_TASK GOAL_
Please update the records below by replacing every "ssa-oda-point" with "africa-aid-point" and changing nothing else. Leave the pictures out of your answer.

_EXCERPTED RECORDS_
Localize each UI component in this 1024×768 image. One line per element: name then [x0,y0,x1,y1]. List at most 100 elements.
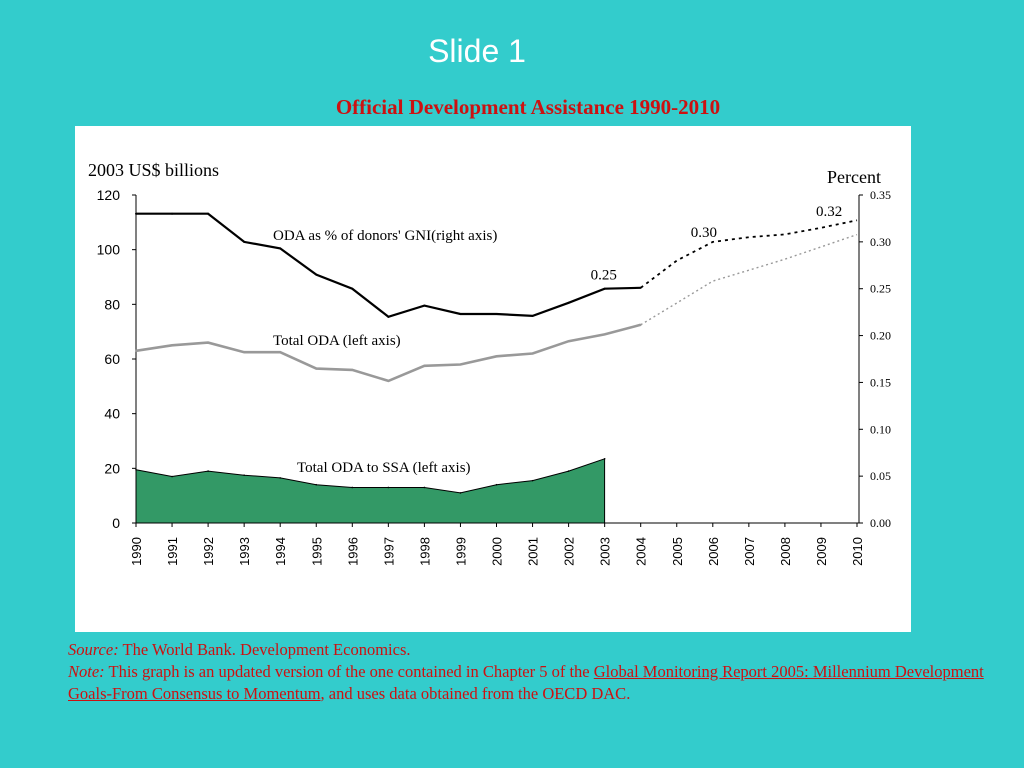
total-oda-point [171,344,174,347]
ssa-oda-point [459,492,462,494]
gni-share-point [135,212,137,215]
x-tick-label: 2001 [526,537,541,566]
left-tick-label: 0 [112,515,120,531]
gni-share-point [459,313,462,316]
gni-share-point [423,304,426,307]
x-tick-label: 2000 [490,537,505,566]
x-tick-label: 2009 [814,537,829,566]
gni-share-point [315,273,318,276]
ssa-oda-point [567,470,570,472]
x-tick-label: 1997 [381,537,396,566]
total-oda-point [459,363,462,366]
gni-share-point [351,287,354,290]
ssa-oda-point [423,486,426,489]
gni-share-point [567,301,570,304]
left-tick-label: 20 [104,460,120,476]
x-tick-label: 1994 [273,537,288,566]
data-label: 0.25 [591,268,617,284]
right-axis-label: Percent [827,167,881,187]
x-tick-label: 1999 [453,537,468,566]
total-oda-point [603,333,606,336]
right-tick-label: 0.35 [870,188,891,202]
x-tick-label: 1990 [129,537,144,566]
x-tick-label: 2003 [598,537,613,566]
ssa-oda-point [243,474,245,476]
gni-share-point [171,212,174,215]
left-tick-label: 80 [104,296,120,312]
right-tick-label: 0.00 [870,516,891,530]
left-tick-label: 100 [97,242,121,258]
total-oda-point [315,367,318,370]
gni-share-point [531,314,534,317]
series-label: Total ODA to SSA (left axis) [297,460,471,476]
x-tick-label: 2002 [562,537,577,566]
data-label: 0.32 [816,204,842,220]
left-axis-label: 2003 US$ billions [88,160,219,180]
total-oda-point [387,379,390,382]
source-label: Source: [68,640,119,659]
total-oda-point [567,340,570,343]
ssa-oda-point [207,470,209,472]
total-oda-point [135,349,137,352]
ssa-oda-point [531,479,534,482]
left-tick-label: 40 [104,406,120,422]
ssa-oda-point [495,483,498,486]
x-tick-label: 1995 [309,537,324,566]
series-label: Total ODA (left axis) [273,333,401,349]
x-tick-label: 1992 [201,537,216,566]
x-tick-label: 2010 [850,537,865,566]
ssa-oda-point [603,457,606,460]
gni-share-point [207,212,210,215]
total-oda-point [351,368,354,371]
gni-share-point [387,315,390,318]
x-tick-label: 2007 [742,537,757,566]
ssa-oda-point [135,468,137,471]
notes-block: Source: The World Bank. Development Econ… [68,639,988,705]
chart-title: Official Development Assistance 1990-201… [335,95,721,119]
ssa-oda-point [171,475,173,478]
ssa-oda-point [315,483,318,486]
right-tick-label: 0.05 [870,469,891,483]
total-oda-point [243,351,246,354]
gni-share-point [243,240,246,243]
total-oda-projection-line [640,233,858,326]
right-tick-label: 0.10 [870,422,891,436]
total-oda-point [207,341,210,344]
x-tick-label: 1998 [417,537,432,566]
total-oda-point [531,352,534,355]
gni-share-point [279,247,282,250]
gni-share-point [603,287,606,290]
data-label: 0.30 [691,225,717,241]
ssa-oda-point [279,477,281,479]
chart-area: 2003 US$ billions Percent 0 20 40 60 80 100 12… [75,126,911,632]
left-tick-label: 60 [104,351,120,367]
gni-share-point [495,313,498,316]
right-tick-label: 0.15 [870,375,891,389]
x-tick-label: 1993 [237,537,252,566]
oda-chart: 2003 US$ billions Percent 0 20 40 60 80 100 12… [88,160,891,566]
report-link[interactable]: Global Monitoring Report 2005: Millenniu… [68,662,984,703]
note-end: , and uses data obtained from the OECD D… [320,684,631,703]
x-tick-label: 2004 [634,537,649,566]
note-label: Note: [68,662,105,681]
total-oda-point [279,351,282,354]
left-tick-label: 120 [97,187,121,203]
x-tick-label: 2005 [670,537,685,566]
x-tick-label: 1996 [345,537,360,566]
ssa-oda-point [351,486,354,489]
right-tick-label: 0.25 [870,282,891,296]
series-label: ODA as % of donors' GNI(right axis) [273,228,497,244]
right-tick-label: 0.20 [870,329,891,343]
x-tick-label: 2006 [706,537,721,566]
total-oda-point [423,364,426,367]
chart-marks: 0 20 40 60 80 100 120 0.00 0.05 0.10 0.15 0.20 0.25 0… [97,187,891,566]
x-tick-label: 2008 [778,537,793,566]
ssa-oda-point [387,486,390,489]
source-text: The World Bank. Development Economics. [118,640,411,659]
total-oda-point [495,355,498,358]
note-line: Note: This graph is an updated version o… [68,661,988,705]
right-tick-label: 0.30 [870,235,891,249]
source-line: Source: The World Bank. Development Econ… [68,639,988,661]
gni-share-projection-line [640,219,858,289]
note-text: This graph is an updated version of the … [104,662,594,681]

_SOLUTION_
Localize each UI component in this 1024×768 image. One line per element: name then [x0,y0,x1,y1]. List at most 100 elements.
total-oda-point [171,344,174,347]
africa-aid-point [459,492,462,494]
gni-share-point [135,212,137,215]
x-tick-label: 2001 [526,537,541,566]
left-tick-label: 0 [112,515,120,531]
gni-share-point [459,313,462,316]
gni-share-point [423,304,426,307]
x-tick-label: 2000 [490,537,505,566]
x-tick-label: 2009 [814,537,829,566]
gni-share-point [315,273,318,276]
africa-aid-point [567,470,570,472]
x-tick-label: 1997 [381,537,396,566]
total-oda-point [459,363,462,366]
gni-share-point [351,287,354,290]
africa-aid-point [423,486,426,489]
gni-share-point [567,301,570,304]
left-tick-label: 20 [104,460,120,476]
x-tick-label: 1994 [273,537,288,566]
data-label: 0.25 [591,268,617,284]
right-axis-label: Percent [827,167,881,187]
x-tick-label: 1999 [453,537,468,566]
total-oda-point [603,333,606,336]
right-tick-label: 0.35 [870,188,891,202]
x-tick-label: 1990 [129,537,144,566]
x-tick-label: 2003 [598,537,613,566]
africa-aid-point [243,474,245,476]
gni-share-point [171,212,174,215]
left-tick-label: 80 [104,296,120,312]
right-tick-label: 0.00 [870,516,891,530]
left-tick-label: 100 [97,242,121,258]
total-oda-point [315,367,318,370]
gni-share-point [531,314,534,317]
series-label: Total ODA to SSA (left axis) [297,460,471,476]
x-tick-label: 2002 [562,537,577,566]
data-label: 0.32 [816,204,842,220]
left-axis-label: 2003 US$ billions [88,160,219,180]
total-oda-point [387,379,390,382]
source-label: Source: [68,640,119,659]
total-oda-point [567,340,570,343]
africa-aid-point [207,470,209,472]
total-oda-point [135,349,137,352]
africa-aid-point [531,479,534,482]
left-tick-label: 40 [104,406,120,422]
africa-aid-point [495,483,498,486]
x-tick-label: 1995 [309,537,324,566]
series-label: Total ODA (left axis) [273,333,401,349]
x-tick-label: 1992 [201,537,216,566]
x-tick-label: 2010 [850,537,865,566]
africa-aid-point [603,457,606,460]
gni-share-point [207,212,210,215]
total-oda-point [351,368,354,371]
gni-share-point [387,315,390,318]
x-tick-label: 2007 [742,537,757,566]
africa-aid-point [135,468,137,471]
notes-block: Source: The World Bank. Development Econ… [68,639,988,705]
chart-title: Official Development Assistance 1990-201… [335,95,721,119]
africa-aid-point [171,475,173,478]
africa-aid-point [315,483,318,486]
right-tick-label: 0.05 [870,469,891,483]
total-oda-point [243,351,246,354]
gni-share-point [243,240,246,243]
total-oda-projection-line [640,233,858,326]
right-tick-label: 0.10 [870,422,891,436]
total-oda-point [207,341,210,344]
x-tick-label: 1998 [417,537,432,566]
total-oda-point [531,352,534,355]
gni-share-point [279,247,282,250]
gni-share-point [603,287,606,290]
data-label: 0.30 [691,225,717,241]
africa-aid-point [279,477,281,479]
chart-area: 2003 US$ billions Percent 0 20 40 60 80 100 12… [75,126,911,632]
left-tick-label: 60 [104,351,120,367]
gni-share-point [495,313,498,316]
right-tick-label: 0.15 [870,375,891,389]
x-tick-label: 1993 [237,537,252,566]
oda-chart: 2003 US$ billions Percent 0 20 40 60 80 100 12… [88,160,891,566]
report-link[interactable]: Global Monitoring Report 2005: Millenniu… [68,662,984,703]
note-end: , and uses data obtained from the OECD D… [320,684,631,703]
x-tick-label: 2004 [634,537,649,566]
note-label: Note: [68,662,105,681]
total-oda-point [279,351,282,354]
left-tick-label: 120 [97,187,121,203]
x-tick-label: 2005 [670,537,685,566]
x-tick-label: 1996 [345,537,360,566]
africa-aid-point [351,486,354,489]
right-tick-label: 0.25 [870,282,891,296]
series-label: ODA as % of donors' GNI(right axis) [273,228,497,244]
right-tick-label: 0.20 [870,329,891,343]
x-tick-label: 2006 [706,537,721,566]
total-oda-point [423,364,426,367]
chart-marks: 0 20 40 60 80 100 120 0.00 0.05 0.10 0.15 0.20 0.25 0… [97,187,891,566]
x-tick-label: 2008 [778,537,793,566]
africa-aid-point [387,486,390,489]
source-text: The World Bank. Development Economics. [118,640,411,659]
total-oda-point [495,355,498,358]
note-line: Note: This graph is an updated version o… [68,661,988,705]
right-tick-label: 0.30 [870,235,891,249]
source-line: Source: The World Bank. Development Econ… [68,639,988,661]
gni-share-projection-line [640,219,858,289]
note-text: This graph is an updated version of the … [104,662,594,681]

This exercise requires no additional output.